» 演習用文章:
----------------------------------------
ジョンソン・エンド・ジョンソン、タルク製ベビーパウダーの世界的販売禁止を求める圧力に直面-2022年2月6日付けガーディアン紙
アメリカとカナダでの製品回収とがんとの関連性を申し立てる訴訟を受けて株主投票実施に動く
ヘルスケア企業ジョンソン・エンド・ジョンソンは、がんとの関連が申し立てられる中で、タルクを原料とするベビーパウダーの販売をイギリスを含む全世界で中止するための株主投票をせざるをえない事態に直面している。
ジョンソン・エンド・ジョンソン(J&J)は、2020年にアメリカカナダでタルクを原料とするベビーパウダーの販売をとりやめた。アメリカの規制当局が試料からアスベストの一種である発がん性のあるクリソタイル繊維を検出したことで、ベビーパウダーの売り上げが減少していたのである。
同社は現在、ベビーパウダーを使用して卵巣がんになったと主張する多数の女性からの訴えを含め、34,000件以上の訴訟に直面している。
株主投票は、株主投票に必要ア決議を提出するための基準を満たすために顧客が株式をプールできるようにする、ロンドンを拠点とする投資プラットフォームであるチューリップシェア[Tulipshare]によって提案された。提案は、4月に予定されているJ&Jの年次総会に先立ち、適格かどうかを検討するために連邦証券取引委員会(SEC)に提出されている。
世界でもっともやわらかい鉱物であるタルクは、数か国で採掘され、製紙、プラスチックや医薬品など様々な産業で使用されている。タルクの収れん作用は、おむつかぶれの治療その他個人衛生管理のための使用に適している。
----------------------------------------
» 提供情報:
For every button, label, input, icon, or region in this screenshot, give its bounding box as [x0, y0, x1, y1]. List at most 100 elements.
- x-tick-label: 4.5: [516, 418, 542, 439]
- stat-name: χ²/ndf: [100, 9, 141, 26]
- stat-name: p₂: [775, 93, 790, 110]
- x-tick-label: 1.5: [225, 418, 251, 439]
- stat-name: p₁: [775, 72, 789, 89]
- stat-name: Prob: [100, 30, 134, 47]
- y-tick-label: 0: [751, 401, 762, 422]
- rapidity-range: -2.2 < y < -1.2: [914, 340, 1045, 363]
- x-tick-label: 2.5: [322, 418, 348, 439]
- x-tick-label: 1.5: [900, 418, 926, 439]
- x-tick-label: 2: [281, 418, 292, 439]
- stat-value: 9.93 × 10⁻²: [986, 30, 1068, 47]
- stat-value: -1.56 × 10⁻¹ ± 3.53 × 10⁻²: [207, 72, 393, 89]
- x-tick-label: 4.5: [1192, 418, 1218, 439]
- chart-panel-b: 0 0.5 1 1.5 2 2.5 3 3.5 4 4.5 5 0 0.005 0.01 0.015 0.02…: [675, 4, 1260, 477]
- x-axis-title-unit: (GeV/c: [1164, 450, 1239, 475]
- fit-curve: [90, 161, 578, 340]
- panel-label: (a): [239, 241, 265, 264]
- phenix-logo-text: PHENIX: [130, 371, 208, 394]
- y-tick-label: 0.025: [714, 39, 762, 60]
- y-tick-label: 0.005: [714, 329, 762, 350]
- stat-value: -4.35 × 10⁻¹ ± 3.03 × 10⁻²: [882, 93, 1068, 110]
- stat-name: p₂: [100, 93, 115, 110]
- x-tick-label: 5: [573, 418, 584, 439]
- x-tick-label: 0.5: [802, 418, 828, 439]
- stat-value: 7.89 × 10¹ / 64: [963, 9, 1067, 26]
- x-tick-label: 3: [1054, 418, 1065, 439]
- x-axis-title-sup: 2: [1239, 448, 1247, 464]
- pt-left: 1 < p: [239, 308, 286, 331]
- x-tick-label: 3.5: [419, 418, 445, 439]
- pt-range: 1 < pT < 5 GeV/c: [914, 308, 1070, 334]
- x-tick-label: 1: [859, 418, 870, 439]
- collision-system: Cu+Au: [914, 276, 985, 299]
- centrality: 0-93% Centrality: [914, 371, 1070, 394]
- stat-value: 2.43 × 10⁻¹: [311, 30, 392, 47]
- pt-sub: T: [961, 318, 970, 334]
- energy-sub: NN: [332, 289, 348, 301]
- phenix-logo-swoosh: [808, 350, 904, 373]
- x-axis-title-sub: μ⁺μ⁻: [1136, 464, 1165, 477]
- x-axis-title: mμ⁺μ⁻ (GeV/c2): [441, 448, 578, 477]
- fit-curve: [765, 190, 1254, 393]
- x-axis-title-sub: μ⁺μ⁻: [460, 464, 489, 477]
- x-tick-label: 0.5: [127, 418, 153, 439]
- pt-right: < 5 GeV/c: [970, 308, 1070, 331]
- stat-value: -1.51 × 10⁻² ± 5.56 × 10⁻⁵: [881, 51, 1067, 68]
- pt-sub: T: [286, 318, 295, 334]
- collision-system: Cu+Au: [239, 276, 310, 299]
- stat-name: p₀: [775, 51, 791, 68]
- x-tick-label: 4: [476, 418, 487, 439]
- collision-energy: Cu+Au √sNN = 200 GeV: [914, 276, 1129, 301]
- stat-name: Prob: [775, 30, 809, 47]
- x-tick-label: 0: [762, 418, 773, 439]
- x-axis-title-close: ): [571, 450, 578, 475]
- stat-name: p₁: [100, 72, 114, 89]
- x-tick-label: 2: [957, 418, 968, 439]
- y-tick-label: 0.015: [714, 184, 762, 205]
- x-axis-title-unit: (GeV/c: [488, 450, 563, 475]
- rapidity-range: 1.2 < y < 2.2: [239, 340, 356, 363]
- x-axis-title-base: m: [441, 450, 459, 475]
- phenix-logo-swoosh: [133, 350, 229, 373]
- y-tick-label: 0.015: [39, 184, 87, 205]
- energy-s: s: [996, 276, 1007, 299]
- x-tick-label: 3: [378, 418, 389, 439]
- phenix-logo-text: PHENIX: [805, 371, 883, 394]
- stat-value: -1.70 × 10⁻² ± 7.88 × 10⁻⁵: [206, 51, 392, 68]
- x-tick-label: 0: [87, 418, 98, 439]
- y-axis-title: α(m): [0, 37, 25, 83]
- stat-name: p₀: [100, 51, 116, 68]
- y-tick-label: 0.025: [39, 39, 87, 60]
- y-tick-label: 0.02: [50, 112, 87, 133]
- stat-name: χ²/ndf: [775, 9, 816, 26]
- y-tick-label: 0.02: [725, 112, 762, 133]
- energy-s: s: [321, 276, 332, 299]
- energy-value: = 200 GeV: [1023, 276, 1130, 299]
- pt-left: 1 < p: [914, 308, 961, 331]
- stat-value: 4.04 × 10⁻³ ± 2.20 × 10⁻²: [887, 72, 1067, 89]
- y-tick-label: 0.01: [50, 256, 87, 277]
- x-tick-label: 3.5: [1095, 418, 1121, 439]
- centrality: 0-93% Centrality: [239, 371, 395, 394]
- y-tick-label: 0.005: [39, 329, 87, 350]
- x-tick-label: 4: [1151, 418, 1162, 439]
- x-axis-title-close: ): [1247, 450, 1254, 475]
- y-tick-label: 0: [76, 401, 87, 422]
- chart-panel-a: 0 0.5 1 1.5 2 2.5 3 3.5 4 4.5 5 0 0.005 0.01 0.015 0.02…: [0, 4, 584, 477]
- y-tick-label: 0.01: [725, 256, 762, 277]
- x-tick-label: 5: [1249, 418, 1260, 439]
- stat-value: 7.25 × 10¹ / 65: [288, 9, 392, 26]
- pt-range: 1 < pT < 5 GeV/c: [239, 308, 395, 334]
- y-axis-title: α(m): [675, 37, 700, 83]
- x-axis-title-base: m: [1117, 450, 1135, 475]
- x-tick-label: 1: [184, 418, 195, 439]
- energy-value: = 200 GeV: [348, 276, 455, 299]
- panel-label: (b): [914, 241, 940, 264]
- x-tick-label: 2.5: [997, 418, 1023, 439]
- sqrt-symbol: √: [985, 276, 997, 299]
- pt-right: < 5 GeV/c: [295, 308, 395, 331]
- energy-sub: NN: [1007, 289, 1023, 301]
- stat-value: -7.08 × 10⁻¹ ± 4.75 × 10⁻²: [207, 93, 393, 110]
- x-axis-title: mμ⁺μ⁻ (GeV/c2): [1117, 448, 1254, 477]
----------------------------------------
» 課題の内容: ベビーパウダーをめぐる記事から、「ジョンソン・エンド・ジョンソン、タルク製」から「をえない事態に直面している。」までを一字も変えずに抜き出せ。

» 課題の結果:
ジョンソン・エンド・ジョンソン、タルク製ベビーパウダーの世界的販売禁止を求める圧力に直面-2022年2月6日付けガーディアン紙
アメリカとカナダでの製品回収とがんとの関連性を申し立てる訴訟を受けて株主投票実施に動く
ヘルスケア企業ジョンソン・エンド・ジョンソンは、がんとの関連が申し立てられる中で、タルクを原料とするベビーパウダーの販売をイギリスを含む全世界で中止するための株主投票をせざるをえない事態に直面している。